> [PROBLEM REQUIREMENTS]: Find each line holding "Profit" and copy it out.

Figure data in JSON
◇ ◇ ◇ ◇
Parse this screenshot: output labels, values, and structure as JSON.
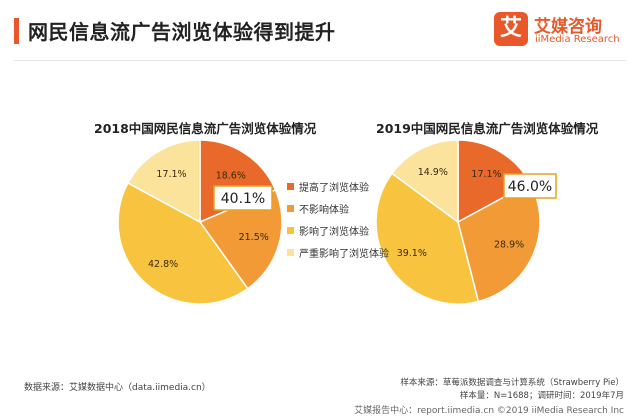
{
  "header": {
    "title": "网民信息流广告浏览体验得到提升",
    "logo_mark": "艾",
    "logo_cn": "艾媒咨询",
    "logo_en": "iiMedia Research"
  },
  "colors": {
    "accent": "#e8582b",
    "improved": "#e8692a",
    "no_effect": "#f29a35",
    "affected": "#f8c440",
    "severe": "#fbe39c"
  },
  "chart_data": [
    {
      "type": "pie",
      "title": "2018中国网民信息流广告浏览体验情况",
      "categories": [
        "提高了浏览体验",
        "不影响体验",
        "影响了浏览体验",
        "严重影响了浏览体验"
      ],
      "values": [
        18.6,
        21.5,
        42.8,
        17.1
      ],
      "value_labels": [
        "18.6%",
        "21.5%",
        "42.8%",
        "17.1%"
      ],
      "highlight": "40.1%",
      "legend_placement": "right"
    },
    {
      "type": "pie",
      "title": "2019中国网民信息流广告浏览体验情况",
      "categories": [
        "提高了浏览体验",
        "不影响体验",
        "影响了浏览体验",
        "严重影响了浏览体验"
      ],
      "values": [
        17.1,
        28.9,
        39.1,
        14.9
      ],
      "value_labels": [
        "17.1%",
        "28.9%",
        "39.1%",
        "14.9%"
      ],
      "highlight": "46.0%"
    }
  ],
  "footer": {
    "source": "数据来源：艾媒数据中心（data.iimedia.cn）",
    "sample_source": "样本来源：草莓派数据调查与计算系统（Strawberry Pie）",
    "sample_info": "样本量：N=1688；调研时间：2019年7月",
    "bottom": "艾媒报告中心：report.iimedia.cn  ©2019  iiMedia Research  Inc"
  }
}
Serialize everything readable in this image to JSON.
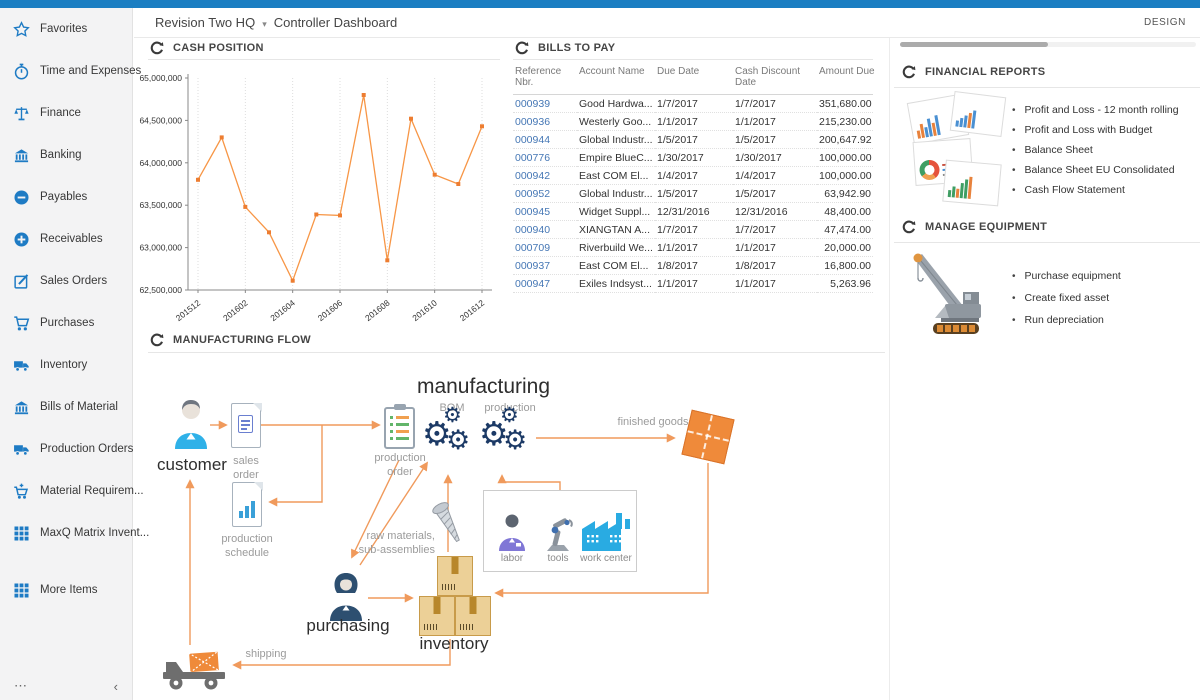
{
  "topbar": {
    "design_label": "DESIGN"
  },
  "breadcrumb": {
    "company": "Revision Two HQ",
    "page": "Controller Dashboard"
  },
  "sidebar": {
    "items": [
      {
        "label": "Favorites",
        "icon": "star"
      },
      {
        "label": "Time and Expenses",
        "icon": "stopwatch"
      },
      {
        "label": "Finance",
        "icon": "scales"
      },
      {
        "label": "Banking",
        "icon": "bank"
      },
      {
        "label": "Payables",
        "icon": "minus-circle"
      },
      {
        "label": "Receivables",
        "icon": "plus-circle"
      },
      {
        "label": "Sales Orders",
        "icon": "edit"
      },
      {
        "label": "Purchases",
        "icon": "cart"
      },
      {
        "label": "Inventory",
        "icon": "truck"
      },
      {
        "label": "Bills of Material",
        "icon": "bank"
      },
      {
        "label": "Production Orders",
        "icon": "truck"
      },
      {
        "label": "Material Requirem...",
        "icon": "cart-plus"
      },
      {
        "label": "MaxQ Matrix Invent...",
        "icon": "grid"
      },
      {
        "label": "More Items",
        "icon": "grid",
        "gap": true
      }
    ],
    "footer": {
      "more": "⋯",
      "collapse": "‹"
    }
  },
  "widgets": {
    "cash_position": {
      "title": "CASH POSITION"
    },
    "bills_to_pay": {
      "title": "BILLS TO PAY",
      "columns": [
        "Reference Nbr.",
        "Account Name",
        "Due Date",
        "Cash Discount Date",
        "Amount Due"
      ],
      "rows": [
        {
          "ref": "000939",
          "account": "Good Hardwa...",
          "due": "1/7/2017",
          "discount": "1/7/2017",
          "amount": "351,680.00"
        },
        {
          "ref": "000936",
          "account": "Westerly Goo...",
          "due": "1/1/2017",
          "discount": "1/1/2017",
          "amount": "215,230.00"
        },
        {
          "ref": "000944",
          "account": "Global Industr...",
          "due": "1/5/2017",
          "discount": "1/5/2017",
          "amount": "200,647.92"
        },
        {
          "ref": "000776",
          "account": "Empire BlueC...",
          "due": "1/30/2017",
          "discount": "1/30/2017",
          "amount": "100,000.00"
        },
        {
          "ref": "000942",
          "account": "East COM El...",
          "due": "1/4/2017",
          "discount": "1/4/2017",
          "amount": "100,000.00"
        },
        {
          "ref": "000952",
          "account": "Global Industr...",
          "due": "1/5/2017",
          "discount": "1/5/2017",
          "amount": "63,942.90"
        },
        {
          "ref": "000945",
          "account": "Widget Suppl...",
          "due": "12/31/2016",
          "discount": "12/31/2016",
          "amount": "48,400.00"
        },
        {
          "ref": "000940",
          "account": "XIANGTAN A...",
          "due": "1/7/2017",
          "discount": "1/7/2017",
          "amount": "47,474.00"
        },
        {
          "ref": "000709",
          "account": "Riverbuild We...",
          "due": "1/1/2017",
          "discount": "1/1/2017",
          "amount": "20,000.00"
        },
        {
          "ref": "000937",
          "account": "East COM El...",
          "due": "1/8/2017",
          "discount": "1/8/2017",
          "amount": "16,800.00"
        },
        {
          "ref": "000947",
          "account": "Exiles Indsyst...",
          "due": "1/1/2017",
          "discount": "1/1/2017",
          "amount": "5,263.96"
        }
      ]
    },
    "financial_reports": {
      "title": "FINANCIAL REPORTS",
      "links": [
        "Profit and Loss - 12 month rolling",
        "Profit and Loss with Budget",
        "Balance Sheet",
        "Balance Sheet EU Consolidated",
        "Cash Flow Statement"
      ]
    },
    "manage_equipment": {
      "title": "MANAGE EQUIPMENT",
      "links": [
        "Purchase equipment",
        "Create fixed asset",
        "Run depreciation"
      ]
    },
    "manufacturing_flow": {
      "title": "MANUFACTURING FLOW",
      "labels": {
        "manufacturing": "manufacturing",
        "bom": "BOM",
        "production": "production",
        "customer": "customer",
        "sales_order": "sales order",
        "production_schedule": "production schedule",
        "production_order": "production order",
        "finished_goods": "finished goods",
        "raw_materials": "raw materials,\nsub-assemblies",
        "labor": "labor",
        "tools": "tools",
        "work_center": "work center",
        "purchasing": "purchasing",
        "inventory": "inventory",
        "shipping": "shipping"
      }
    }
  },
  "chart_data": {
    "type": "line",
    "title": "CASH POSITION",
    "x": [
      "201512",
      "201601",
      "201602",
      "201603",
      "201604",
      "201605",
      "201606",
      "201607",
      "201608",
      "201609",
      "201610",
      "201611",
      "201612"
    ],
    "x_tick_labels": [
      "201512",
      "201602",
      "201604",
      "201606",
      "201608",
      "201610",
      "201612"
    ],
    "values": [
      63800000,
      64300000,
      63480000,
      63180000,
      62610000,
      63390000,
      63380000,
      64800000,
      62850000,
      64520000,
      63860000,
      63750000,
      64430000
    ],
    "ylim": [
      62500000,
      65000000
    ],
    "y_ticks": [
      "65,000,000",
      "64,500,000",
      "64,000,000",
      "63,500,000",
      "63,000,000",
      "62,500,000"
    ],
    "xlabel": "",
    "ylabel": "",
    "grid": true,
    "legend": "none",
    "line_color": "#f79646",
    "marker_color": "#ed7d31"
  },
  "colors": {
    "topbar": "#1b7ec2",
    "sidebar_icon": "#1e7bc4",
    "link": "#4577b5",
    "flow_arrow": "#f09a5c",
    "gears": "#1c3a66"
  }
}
◇ ◇ ◇ ◇
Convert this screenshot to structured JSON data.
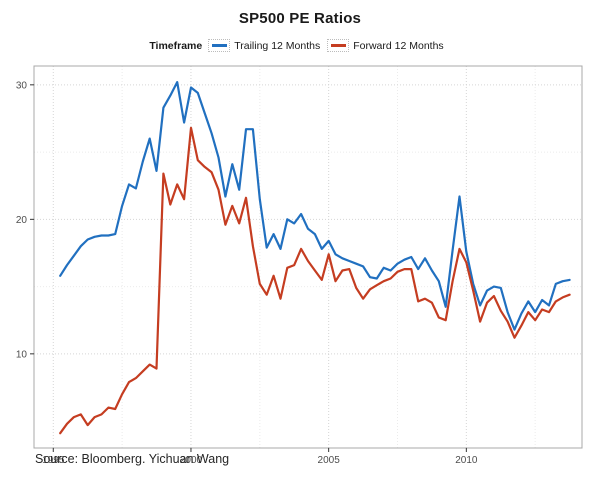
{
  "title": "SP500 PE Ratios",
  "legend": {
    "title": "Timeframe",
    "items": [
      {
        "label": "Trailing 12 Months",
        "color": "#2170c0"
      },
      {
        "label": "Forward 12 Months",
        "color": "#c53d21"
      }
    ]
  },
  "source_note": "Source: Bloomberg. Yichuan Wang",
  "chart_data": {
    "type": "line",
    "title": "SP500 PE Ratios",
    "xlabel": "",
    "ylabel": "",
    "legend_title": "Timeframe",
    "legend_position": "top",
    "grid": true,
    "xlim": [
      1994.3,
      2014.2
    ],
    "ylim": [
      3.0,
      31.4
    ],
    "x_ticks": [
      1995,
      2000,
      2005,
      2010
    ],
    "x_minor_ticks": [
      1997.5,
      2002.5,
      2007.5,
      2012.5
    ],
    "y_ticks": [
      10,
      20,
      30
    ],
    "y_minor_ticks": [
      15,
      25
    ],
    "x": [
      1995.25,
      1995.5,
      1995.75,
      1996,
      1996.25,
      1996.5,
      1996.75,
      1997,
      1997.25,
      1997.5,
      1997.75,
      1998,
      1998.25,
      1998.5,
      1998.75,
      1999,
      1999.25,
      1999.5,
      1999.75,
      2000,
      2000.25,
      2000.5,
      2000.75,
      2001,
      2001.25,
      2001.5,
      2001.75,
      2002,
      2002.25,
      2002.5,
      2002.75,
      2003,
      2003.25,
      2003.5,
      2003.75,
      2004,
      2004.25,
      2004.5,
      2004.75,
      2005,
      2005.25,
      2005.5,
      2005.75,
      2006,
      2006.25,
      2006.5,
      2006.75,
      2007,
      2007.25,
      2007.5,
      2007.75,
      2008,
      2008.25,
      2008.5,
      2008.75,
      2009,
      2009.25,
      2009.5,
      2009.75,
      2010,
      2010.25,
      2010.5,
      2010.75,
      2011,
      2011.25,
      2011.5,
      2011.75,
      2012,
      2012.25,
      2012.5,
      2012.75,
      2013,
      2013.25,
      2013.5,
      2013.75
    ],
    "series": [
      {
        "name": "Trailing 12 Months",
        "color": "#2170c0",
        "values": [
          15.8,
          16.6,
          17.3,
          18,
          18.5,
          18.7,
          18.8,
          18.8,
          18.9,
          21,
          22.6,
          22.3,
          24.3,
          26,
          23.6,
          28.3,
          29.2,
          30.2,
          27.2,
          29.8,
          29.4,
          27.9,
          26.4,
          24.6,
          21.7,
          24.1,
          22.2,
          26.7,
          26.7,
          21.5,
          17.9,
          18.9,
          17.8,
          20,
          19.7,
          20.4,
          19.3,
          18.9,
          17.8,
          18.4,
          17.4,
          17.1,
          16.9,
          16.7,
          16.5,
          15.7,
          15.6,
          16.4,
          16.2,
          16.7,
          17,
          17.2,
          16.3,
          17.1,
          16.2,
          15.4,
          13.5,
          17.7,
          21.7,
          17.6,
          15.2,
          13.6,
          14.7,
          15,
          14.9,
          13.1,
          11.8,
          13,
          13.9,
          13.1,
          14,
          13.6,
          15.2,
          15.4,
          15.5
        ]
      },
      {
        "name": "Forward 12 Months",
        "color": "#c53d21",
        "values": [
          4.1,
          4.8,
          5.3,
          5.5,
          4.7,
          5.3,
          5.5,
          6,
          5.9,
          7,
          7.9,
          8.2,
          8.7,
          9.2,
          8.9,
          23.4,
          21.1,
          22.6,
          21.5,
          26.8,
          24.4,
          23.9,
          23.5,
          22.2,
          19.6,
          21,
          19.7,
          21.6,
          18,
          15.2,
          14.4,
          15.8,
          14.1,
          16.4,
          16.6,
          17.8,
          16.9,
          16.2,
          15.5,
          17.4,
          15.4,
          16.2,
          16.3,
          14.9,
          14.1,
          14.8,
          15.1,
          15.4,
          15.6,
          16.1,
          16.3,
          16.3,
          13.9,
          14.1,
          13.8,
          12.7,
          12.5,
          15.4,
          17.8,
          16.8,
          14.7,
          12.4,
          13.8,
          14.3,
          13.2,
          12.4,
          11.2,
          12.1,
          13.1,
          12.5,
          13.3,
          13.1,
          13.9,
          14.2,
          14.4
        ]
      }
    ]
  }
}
◇ ◇ ◇ ◇
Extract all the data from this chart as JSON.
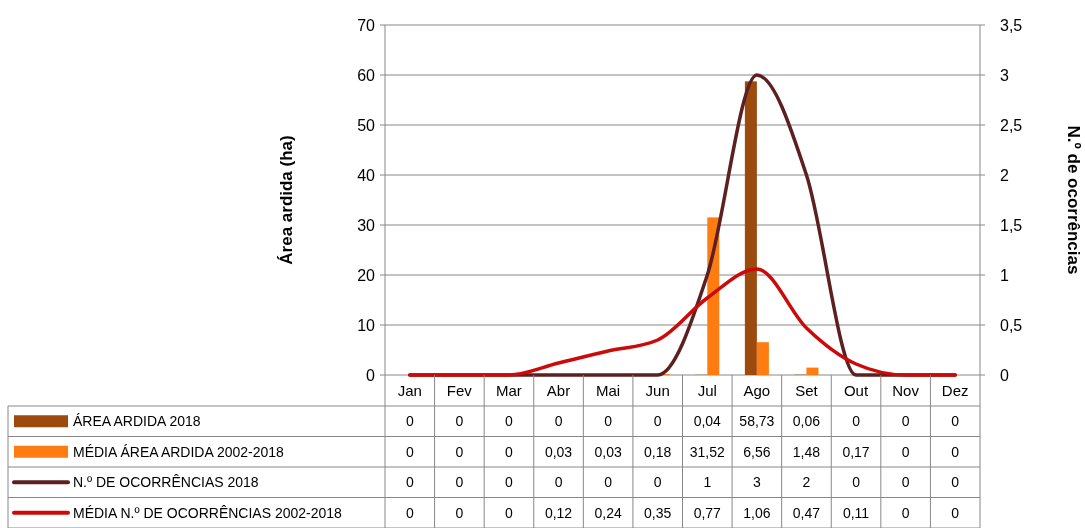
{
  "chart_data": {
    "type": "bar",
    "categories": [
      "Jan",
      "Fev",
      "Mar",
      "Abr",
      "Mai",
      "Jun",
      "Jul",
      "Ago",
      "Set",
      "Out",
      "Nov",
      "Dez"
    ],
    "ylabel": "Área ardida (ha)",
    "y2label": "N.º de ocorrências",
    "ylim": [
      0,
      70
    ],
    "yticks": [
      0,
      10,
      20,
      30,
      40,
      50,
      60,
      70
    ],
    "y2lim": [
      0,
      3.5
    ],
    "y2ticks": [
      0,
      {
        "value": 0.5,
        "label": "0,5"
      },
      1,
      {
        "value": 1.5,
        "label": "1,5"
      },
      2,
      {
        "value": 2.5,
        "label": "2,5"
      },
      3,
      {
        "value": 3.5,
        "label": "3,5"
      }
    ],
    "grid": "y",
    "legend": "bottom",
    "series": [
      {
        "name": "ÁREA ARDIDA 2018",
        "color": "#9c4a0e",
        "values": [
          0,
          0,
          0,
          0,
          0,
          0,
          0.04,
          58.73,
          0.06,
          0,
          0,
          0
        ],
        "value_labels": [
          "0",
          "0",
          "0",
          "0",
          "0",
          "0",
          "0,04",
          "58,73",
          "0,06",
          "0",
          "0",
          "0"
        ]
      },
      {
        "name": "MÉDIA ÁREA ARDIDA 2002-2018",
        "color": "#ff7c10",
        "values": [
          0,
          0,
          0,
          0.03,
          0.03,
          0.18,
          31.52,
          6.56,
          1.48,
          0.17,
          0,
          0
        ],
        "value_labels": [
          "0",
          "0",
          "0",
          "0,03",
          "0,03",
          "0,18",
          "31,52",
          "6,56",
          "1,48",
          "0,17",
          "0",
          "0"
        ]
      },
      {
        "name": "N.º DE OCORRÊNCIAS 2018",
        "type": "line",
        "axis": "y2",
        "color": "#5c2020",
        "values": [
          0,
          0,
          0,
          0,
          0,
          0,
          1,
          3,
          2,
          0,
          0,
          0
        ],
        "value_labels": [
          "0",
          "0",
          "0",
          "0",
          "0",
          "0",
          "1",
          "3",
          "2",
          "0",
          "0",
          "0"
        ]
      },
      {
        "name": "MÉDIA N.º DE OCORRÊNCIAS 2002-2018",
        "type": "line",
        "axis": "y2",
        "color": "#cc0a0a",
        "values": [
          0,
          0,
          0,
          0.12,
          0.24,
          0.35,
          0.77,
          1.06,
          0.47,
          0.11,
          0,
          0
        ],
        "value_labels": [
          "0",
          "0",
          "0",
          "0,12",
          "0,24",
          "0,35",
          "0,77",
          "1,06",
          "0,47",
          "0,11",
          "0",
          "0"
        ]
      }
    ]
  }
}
◇ ◇ ◇ ◇
> [FULL OUTPUT]:
        "Profit and Loss - 12 month rolling",
        "Profit and Loss with Budget",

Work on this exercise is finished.